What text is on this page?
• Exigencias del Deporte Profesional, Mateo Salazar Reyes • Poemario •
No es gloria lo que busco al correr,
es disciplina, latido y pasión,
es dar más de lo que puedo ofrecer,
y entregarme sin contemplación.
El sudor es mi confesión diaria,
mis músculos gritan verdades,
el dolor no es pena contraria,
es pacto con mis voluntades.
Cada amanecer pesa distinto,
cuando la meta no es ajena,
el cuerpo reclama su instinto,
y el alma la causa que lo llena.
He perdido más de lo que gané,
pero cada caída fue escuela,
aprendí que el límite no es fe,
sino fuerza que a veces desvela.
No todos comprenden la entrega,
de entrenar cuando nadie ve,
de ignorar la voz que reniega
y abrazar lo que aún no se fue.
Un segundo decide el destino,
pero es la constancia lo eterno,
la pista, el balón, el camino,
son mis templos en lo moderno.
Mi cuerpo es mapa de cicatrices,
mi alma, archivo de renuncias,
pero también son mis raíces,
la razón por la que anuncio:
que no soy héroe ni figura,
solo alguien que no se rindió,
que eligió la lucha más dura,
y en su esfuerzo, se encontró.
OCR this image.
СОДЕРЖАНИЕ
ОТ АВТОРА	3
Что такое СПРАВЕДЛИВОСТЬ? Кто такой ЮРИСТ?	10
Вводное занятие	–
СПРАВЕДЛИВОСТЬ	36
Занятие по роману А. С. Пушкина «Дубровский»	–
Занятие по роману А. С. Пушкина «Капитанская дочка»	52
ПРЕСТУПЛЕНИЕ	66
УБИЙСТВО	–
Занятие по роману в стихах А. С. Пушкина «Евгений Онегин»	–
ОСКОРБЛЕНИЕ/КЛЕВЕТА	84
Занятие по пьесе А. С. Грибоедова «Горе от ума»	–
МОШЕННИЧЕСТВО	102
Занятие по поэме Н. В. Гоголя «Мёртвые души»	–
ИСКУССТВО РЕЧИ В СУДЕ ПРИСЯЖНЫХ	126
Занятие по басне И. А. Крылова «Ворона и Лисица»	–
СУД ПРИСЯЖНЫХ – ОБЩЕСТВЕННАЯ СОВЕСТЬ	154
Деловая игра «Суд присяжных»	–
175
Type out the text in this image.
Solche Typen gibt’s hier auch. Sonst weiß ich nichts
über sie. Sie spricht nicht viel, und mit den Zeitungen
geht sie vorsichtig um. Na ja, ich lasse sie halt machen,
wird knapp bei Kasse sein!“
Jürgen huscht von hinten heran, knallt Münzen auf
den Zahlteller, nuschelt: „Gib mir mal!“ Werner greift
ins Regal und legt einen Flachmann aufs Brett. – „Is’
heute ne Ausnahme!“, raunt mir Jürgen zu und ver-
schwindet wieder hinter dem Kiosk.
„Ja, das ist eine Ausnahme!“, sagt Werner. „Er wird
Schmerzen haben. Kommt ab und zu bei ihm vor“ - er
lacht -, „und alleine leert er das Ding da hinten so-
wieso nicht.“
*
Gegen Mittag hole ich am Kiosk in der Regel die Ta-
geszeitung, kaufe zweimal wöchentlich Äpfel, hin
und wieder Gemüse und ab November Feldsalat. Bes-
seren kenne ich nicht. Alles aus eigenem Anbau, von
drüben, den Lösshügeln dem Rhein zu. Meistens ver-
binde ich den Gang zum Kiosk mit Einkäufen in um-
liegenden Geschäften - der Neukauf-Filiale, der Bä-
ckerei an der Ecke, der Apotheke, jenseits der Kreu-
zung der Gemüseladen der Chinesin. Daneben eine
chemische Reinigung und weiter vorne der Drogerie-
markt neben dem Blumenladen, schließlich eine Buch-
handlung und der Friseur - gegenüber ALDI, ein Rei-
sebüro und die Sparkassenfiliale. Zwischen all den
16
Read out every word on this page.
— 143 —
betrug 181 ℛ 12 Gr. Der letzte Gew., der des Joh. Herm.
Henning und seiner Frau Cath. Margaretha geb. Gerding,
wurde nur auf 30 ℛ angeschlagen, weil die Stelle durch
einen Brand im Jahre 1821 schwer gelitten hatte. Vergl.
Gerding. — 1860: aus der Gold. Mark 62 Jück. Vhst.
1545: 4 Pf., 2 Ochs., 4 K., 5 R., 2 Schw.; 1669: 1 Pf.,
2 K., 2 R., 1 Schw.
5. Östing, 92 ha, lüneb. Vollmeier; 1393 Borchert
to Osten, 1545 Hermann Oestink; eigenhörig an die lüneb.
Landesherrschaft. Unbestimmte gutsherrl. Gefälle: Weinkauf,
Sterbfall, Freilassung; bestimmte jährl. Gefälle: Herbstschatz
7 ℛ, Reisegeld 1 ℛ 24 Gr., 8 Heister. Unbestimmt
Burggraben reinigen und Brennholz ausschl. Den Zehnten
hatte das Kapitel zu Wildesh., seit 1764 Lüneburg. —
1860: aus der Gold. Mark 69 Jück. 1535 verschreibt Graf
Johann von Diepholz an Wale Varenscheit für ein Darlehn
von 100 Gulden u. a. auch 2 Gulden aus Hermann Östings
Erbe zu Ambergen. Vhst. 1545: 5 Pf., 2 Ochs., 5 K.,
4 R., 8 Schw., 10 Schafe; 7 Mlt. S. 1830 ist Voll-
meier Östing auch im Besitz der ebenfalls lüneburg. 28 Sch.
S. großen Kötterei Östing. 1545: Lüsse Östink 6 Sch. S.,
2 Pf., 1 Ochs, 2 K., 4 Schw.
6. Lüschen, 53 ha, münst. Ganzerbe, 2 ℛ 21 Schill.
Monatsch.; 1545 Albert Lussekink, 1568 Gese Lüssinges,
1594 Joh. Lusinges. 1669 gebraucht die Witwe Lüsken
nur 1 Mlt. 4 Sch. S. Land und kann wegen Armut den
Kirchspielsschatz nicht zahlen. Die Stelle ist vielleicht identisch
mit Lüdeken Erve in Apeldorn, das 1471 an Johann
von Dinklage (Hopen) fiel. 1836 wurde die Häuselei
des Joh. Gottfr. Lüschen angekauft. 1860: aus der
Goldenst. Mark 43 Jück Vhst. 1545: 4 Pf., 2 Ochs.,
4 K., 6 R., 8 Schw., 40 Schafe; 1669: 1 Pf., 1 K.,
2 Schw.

--------------------------------------------------

(Given instruction):
Please reproduce all of the entries exactly as they stand.

(Exercise solution):
What text is on this page?
• Exigencias del Deporte Profesional, Mateo Salazar Reyes • Poemario •
No es gloria lo que busco al correr,
es disciplina, latido y pasión,
es dar más de lo que puedo ofrecer,
y entregarme sin contemplación.
El sudor es mi confesión diaria,
mis músculos gritan verdades,
el dolor no es pena contraria,
es pacto con mis voluntades.
Cada amanecer pesa distinto,
cuando la meta no es ajena,
el cuerpo reclama su instinto,
y el alma la causa que lo llena.
He perdido más de lo que gané,
pero cada caída fue escuela,
aprendí que el límite no es fe,
sino fuerza que a veces desvela.
No todos comprenden la entrega,
de entrenar cuando nadie ve,
de ignorar la voz que reniega
y abrazar lo que aún no se fue.
Un segundo decide el destino,
pero es la constancia lo eterno,
la pista, el balón, el camino,
son mis templos en lo moderno.
Mi cuerpo es mapa de cicatrices,
mi alma, archivo de renuncias,
pero también son mis raíces,
la razón por la que anuncio:
que no soy héroe ni figura,
solo alguien que no se rindió,
que eligió la lucha más dura,
y en su esfuerzo, se encontró.
OCR this image.
СОДЕРЖАНИЕ
ОТ АВТОРА	3
Что такое СПРАВЕДЛИВОСТЬ? Кто такой ЮРИСТ?	10
Вводное занятие	–
СПРАВЕДЛИВОСТЬ	36
Занятие по роману А. С. Пушкина «Дубровский»	–
Занятие по роману А. С. Пушкина «Капитанская дочка»	52
ПРЕСТУПЛЕНИЕ	66
УБИЙСТВО	–
Занятие по роману в стихах А. С. Пушкина «Евгений Онегин»	–
ОСКОРБЛЕНИЕ/КЛЕВЕТА	84
Занятие по пьесе А. С. Грибоедова «Горе от ума»	–
МОШЕННИЧЕСТВО	102
Занятие по поэме Н. В. Гоголя «Мёртвые души»	–
ИСКУССТВО РЕЧИ В СУДЕ ПРИСЯЖНЫХ	126
Занятие по басне И. А. Крылова «Ворона и Лисица»	–
СУД ПРИСЯЖНЫХ – ОБЩЕСТВЕННАЯ СОВЕСТЬ	154
Деловая игра «Суд присяжных»	–
175
Type out the text in this image.
Solche Typen gibt’s hier auch. Sonst weiß ich nichts
über sie. Sie spricht nicht viel, und mit den Zeitungen
geht sie vorsichtig um. Na ja, ich lasse sie halt machen,
wird knapp bei Kasse sein!“
Jürgen huscht von hinten heran, knallt Münzen auf
den Zahlteller, nuschelt: „Gib mir mal!“ Werner greift
ins Regal und legt einen Flachmann aufs Brett. – „Is’
heute ne Ausnahme!“, raunt mir Jürgen zu und ver-
schwindet wieder hinter dem Kiosk.
„Ja, das ist eine Ausnahme!“, sagt Werner. „Er wird
Schmerzen haben. Kommt ab und zu bei ihm vor“ - er
lacht -, „und alleine leert er das Ding da hinten so-
wieso nicht.“
*
Gegen Mittag hole ich am Kiosk in der Regel die Ta-
geszeitung, kaufe zweimal wöchentlich Äpfel, hin
und wieder Gemüse und ab November Feldsalat. Bes-
seren kenne ich nicht. Alles aus eigenem Anbau, von
drüben, den Lösshügeln dem Rhein zu. Meistens ver-
binde ich den Gang zum Kiosk mit Einkäufen in um-
liegenden Geschäften - der Neukauf-Filiale, der Bä-
ckerei an der Ecke, der Apotheke, jenseits der Kreu-
zung der Gemüseladen der Chinesin. Daneben eine
chemische Reinigung und weiter vorne der Drogerie-
markt neben dem Blumenladen, schließlich eine Buch-
handlung und der Friseur - gegenüber ALDI, ein Rei-
sebüro und die Sparkassenfiliale. Zwischen all den
16
Read out every word on this page.
— 143 —
betrug 181 ℛ 12 Gr. Der letzte Gew., der des Joh. Herm.
Henning und seiner Frau Cath. Margaretha geb. Gerding,
wurde nur auf 30 ℛ angeschlagen, weil die Stelle durch
einen Brand im Jahre 1821 schwer gelitten hatte. Vergl.
Gerding. — 1860: aus der Gold. Mark 62 Jück. Vhst.
1545: 4 Pf., 2 Ochs., 4 K., 5 R., 2 Schw.; 1669: 1 Pf.,
2 K., 2 R., 1 Schw.
5. Östing, 92 ha, lüneb. Vollmeier; 1393 Borchert
to Osten, 1545 Hermann Oestink; eigenhörig an die lüneb.
Landesherrschaft. Unbestimmte gutsherrl. Gefälle: Weinkauf,
Sterbfall, Freilassung; bestimmte jährl. Gefälle: Herbstschatz
7 ℛ, Reisegeld 1 ℛ 24 Gr., 8 Heister. Unbestimmt
Burggraben reinigen und Brennholz ausschl. Den Zehnten
hatte das Kapitel zu Wildesh., seit 1764 Lüneburg. —
1860: aus der Gold. Mark 69 Jück. 1535 verschreibt Graf
Johann von Diepholz an Wale Varenscheit für ein Darlehn
von 100 Gulden u. a. auch 2 Gulden aus Hermann Östings
Erbe zu Ambergen. Vhst. 1545: 5 Pf., 2 Ochs., 5 K.,
4 R., 8 Schw., 10 Schafe; 7 Mlt. S. 1830 ist Voll-
meier Östing auch im Besitz der ebenfalls lüneburg. 28 Sch.
S. großen Kötterei Östing. 1545: Lüsse Östink 6 Sch. S.,
2 Pf., 1 Ochs, 2 K., 4 Schw.
6. Lüschen, 53 ha, münst. Ganzerbe, 2 ℛ 21 Schill.
Monatsch.; 1545 Albert Lussekink, 1568 Gese Lüssinges,
1594 Joh. Lusinges. 1669 gebraucht die Witwe Lüsken
nur 1 Mlt. 4 Sch. S. Land und kann wegen Armut den
Kirchspielsschatz nicht zahlen. Die Stelle ist vielleicht identisch
mit Lüdeken Erve in Apeldorn, das 1471 an Johann
von Dinklage (Hopen) fiel. 1836 wurde die Häuselei
des Joh. Gottfr. Lüschen angekauft. 1860: aus der
Goldenst. Mark 43 Jück Vhst. 1545: 4 Pf., 2 Ochs.,
4 K., 6 R., 8 Schw., 40 Schafe; 1669: 1 Pf., 1 K.,
2 Schw.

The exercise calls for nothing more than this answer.